REQUIRED TASK:
Retype the material that follows, keeping every word as it is.

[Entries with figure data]

--------------------------------

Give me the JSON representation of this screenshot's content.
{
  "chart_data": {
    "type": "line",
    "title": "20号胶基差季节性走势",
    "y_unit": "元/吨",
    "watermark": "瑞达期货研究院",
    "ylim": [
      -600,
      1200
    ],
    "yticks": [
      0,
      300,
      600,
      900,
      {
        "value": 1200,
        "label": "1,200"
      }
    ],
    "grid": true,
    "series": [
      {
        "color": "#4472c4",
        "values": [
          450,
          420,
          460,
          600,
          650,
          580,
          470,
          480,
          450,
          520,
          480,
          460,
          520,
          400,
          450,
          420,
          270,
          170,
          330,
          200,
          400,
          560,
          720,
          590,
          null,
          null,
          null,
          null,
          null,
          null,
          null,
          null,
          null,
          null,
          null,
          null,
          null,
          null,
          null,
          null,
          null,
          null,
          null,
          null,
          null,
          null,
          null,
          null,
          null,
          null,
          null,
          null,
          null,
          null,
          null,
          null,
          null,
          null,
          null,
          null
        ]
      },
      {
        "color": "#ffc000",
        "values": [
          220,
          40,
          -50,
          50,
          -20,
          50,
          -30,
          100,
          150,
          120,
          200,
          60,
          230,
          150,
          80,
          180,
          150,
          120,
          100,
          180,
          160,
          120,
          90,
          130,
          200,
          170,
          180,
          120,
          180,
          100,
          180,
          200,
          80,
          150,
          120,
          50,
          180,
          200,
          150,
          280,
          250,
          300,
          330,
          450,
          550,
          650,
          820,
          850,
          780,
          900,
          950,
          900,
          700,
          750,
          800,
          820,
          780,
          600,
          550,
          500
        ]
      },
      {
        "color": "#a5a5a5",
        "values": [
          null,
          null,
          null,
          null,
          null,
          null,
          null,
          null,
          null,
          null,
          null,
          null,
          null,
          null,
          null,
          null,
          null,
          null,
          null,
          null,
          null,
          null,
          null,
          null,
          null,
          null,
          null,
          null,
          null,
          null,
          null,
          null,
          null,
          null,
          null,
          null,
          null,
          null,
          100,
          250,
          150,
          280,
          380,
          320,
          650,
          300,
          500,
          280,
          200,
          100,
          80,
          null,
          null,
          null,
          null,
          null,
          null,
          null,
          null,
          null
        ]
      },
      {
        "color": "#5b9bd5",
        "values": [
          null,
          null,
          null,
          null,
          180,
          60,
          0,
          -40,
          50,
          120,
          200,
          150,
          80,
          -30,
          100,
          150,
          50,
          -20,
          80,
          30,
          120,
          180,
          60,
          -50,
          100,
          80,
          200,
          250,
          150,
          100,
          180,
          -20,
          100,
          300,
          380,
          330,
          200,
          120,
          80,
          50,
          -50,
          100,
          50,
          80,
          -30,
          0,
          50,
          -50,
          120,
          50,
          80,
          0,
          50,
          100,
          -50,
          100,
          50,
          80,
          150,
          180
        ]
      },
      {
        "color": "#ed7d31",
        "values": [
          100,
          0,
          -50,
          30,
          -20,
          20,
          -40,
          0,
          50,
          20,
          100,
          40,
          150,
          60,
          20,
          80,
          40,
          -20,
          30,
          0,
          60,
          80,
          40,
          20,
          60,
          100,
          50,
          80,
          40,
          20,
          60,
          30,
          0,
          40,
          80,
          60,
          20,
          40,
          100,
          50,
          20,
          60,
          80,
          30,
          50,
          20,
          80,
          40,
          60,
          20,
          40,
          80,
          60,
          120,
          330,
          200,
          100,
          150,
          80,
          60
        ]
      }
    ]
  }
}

--------------------------------

RIGHT ANSWER:
Give me the JSON representation of this screenshot's content.
{
  "chart_data": {
    "type": "line",
    "title": "20号胶基差季节性走势",
    "y_unit": "元/吨",
    "watermark": "瑞达期货研究院",
    "ylim": [
      -600,
      1200
    ],
    "yticks": [
      0,
      300,
      600,
      900,
      {
        "value": 1200,
        "label": "1,200"
      }
    ],
    "grid": true,
    "series": [
      {
        "color": "#4472c4",
        "values": [
          450,
          420,
          460,
          600,
          650,
          580,
          470,
          480,
          450,
          520,
          480,
          460,
          520,
          400,
          450,
          420,
          270,
          170,
          330,
          200,
          400,
          560,
          720,
          590,
          null,
          null,
          null,
          null,
          null,
          null,
          null,
          null,
          null,
          null,
          null,
          null,
          null,
          null,
          null,
          null,
          null,
          null,
          null,
          null,
          null,
          null,
          null,
          null,
          null,
          null,
          null,
          null,
          null,
          null,
          null,
          null,
          null,
          null,
          null,
          null
        ]
      },
      {
        "color": "#ffc000",
        "values": [
          220,
          40,
          -50,
          50,
          -20,
          50,
          -30,
          100,
          150,
          120,
          200,
          60,
          230,
          150,
          80,
          180,
          150,
          120,
          100,
          180,
          160,
          120,
          90,
          130,
          200,
          170,
          180,
          120,
          180,
          100,
          180,
          200,
          80,
          150,
          120,
          50,
          180,
          200,
          150,
          280,
          250,
          300,
          330,
          450,
          550,
          650,
          820,
          850,
          780,
          900,
          950,
          900,
          700,
          750,
          800,
          820,
          780,
          600,
          550,
          500
        ]
      },
      {
        "color": "#a5a5a5",
        "values": [
          null,
          null,
          null,
          null,
          null,
          null,
          null,
          null,
          null,
          null,
          null,
          null,
          null,
          null,
          null,
          null,
          null,
          null,
          null,
          null,
          null,
          null,
          null,
          null,
          null,
          null,
          null,
          null,
          null,
          null,
          null,
          null,
          null,
          null,
          null,
          null,
          null,
          null,
          100,
          250,
          150,
          280,
          380,
          320,
          650,
          300,
          500,
          280,
          200,
          100,
          80,
          null,
          null,
          null,
          null,
          null,
          null,
          null,
          null,
          null
        ]
      },
      {
        "color": "#5b9bd5",
        "values": [
          null,
          null,
          null,
          null,
          180,
          60,
          0,
          -40,
          50,
          120,
          200,
          150,
          80,
          -30,
          100,
          150,
          50,
          -20,
          80,
          30,
          120,
          180,
          60,
          -50,
          100,
          80,
          200,
          250,
          150,
          100,
          180,
          -20,
          100,
          300,
          380,
          330,
          200,
          120,
          80,
          50,
          -50,
          100,
          50,
          80,
          -30,
          0,
          50,
          -50,
          120,
          50,
          80,
          0,
          50,
          100,
          -50,
          100,
          50,
          80,
          150,
          180
        ]
      },
      {
        "color": "#ed7d31",
        "values": [
          100,
          0,
          -50,
          30,
          -20,
          20,
          -40,
          0,
          50,
          20,
          100,
          40,
          150,
          60,
          20,
          80,
          40,
          -20,
          30,
          0,
          60,
          80,
          40,
          20,
          60,
          100,
          50,
          80,
          40,
          20,
          60,
          30,
          0,
          40,
          80,
          60,
          20,
          40,
          100,
          50,
          20,
          60,
          80,
          30,
          50,
          20,
          80,
          40,
          60,
          20,
          40,
          80,
          60,
          120,
          330,
          200,
          100,
          150,
          80,
          60
        ]
      }
    ]
  }
}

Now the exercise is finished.